■ Problem requirements ■
Check each line of the listing for the string "JSON", count the lines that have it, and answer with that number only.
═══ Records
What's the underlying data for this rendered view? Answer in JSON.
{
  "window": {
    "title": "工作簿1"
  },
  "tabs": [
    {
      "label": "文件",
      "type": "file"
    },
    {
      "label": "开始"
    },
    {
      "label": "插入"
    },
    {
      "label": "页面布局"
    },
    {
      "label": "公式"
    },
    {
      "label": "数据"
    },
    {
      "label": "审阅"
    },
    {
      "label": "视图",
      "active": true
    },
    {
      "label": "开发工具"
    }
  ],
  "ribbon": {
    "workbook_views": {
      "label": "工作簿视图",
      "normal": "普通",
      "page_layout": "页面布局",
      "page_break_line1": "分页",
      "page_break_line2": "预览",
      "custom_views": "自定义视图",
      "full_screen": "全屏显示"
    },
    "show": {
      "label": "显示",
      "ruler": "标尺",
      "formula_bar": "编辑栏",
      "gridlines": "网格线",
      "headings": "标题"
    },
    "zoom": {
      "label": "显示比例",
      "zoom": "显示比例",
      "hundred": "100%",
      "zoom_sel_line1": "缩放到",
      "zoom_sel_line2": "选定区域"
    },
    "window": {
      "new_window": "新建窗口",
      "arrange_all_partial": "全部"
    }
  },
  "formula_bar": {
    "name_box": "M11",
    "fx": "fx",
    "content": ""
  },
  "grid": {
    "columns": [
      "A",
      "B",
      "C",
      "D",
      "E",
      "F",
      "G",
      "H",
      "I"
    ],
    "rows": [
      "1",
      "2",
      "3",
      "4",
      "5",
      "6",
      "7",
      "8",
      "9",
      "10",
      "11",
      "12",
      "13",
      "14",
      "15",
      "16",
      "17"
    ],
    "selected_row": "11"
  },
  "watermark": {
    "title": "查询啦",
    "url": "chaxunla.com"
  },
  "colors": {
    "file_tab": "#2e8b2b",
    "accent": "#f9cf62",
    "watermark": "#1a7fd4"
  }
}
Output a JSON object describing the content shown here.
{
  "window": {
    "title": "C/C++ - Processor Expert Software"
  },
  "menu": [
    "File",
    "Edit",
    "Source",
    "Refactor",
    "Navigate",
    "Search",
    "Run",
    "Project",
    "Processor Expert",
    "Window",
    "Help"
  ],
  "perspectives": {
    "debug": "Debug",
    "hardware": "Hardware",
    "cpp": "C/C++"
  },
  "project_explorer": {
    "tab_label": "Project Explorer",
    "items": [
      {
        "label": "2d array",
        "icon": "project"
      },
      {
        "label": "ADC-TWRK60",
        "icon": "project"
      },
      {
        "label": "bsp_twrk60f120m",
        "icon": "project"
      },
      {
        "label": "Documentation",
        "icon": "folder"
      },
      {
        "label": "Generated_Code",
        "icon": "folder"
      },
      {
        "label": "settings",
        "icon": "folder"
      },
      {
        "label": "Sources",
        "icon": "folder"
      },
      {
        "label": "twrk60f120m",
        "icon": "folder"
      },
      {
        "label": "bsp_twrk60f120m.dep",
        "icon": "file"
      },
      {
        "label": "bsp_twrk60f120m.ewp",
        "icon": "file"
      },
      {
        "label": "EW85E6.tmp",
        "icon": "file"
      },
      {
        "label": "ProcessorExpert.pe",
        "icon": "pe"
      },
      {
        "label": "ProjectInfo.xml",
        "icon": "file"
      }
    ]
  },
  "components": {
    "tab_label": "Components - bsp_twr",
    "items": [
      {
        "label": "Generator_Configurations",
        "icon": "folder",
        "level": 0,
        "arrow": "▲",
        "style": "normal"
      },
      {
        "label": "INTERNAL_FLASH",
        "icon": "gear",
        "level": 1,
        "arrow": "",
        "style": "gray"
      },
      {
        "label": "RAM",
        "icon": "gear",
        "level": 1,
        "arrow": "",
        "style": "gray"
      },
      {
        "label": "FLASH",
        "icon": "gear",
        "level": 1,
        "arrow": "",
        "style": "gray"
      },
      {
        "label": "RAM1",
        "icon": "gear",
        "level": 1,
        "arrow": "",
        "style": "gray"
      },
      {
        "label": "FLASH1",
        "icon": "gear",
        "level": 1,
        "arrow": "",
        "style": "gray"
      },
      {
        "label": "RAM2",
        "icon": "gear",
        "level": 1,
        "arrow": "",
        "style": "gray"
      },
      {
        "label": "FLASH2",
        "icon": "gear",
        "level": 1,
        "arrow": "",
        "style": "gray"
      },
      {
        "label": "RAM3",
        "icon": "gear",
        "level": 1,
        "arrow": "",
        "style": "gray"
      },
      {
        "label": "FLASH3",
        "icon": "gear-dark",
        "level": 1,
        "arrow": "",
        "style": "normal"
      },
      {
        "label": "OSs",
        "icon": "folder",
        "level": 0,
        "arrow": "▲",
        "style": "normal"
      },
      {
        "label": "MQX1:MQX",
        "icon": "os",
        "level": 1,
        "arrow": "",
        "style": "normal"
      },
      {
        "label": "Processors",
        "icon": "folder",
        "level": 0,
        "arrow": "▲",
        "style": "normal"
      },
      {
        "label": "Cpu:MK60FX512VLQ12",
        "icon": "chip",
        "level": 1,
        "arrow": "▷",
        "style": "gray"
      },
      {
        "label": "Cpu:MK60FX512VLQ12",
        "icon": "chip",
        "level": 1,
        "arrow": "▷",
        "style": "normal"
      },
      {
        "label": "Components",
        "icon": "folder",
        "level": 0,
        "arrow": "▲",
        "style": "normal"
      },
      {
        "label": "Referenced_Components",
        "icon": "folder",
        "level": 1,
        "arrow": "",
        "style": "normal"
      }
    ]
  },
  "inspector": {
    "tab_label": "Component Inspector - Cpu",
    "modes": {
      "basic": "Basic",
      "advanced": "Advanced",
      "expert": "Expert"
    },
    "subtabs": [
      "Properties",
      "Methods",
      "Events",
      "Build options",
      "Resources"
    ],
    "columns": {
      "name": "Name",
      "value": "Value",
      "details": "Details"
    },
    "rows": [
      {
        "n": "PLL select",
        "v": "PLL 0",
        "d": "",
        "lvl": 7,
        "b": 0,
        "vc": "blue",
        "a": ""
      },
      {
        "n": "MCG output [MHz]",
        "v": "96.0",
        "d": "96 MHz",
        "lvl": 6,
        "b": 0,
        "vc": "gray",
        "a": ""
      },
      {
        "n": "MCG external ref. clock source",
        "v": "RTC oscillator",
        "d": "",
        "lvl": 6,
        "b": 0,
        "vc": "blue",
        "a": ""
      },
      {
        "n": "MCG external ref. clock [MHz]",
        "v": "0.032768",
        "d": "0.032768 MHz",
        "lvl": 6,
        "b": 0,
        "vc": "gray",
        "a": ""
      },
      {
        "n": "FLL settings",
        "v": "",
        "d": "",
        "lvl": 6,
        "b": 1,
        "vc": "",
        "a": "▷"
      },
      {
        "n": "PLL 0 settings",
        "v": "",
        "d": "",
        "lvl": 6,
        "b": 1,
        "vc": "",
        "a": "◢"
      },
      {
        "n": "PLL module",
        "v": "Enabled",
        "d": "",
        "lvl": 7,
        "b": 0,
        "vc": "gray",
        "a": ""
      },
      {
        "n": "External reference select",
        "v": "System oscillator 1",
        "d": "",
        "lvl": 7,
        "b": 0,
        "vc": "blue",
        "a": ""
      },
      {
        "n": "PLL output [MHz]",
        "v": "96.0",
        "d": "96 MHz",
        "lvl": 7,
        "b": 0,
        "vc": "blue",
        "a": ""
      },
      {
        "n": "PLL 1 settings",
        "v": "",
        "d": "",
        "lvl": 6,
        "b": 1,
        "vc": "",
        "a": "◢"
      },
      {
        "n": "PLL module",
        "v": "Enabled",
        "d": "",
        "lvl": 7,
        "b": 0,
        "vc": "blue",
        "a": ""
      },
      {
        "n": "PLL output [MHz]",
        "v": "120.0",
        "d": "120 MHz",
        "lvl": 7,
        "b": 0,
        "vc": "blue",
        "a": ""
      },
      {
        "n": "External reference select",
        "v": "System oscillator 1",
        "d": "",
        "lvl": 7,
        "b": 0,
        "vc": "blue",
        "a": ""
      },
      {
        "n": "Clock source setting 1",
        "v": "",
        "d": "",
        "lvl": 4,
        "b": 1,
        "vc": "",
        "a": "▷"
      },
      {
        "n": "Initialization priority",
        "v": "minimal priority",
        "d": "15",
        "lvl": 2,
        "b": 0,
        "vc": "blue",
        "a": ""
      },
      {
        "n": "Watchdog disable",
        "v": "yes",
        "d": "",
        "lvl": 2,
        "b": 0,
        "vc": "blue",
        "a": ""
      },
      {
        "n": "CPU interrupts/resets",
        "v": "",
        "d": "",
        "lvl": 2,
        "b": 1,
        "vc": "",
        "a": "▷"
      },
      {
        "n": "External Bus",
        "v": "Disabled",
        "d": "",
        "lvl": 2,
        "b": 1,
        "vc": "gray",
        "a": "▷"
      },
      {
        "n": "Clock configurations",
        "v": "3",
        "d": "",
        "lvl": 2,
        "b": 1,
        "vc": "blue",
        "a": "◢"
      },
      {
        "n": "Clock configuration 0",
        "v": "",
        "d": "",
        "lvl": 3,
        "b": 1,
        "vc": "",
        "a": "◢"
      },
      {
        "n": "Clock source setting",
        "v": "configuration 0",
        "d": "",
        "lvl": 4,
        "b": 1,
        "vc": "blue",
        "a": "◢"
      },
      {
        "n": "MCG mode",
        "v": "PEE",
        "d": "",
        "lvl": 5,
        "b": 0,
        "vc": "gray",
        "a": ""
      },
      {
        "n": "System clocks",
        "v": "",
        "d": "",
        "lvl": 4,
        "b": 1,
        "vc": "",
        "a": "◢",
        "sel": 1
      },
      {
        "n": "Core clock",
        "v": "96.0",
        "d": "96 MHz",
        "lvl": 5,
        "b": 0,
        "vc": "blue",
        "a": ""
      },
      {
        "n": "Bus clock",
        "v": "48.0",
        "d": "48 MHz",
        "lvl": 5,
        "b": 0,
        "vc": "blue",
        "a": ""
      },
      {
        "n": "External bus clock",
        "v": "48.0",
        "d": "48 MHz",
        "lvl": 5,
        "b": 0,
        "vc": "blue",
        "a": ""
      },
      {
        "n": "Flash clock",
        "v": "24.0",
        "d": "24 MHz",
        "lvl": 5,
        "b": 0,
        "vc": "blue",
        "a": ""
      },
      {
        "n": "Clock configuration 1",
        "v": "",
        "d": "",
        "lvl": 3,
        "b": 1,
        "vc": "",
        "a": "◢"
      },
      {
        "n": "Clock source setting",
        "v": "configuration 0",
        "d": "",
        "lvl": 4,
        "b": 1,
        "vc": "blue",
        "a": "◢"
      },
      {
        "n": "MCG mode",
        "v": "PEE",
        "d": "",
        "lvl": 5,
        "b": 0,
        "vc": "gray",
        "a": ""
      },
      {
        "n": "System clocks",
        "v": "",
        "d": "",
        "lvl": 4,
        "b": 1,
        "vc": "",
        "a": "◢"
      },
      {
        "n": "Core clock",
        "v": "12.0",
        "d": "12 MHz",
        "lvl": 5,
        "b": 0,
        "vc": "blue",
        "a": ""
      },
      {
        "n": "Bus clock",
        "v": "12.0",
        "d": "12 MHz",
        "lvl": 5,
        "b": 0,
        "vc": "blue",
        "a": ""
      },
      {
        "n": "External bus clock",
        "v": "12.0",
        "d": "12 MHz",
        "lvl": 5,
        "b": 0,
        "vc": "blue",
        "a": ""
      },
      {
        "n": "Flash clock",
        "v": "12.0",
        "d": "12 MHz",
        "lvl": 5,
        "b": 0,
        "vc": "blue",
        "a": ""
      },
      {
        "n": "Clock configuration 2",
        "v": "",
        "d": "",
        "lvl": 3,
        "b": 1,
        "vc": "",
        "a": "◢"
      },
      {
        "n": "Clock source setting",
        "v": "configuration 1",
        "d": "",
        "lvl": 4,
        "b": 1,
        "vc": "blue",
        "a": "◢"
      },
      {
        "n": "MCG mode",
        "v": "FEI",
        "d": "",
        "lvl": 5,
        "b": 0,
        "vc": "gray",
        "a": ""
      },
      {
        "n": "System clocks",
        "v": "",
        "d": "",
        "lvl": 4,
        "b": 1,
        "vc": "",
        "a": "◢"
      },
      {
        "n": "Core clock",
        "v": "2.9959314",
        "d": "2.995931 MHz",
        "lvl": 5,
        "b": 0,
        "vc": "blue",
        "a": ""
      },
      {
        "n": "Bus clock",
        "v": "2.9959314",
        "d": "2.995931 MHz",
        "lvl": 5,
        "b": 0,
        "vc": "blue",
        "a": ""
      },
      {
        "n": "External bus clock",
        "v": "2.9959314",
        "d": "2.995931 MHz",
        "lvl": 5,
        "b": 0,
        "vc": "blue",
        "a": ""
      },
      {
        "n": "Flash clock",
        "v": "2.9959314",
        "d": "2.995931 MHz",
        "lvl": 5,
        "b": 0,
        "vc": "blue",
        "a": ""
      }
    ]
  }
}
══════
■ Written response ■
2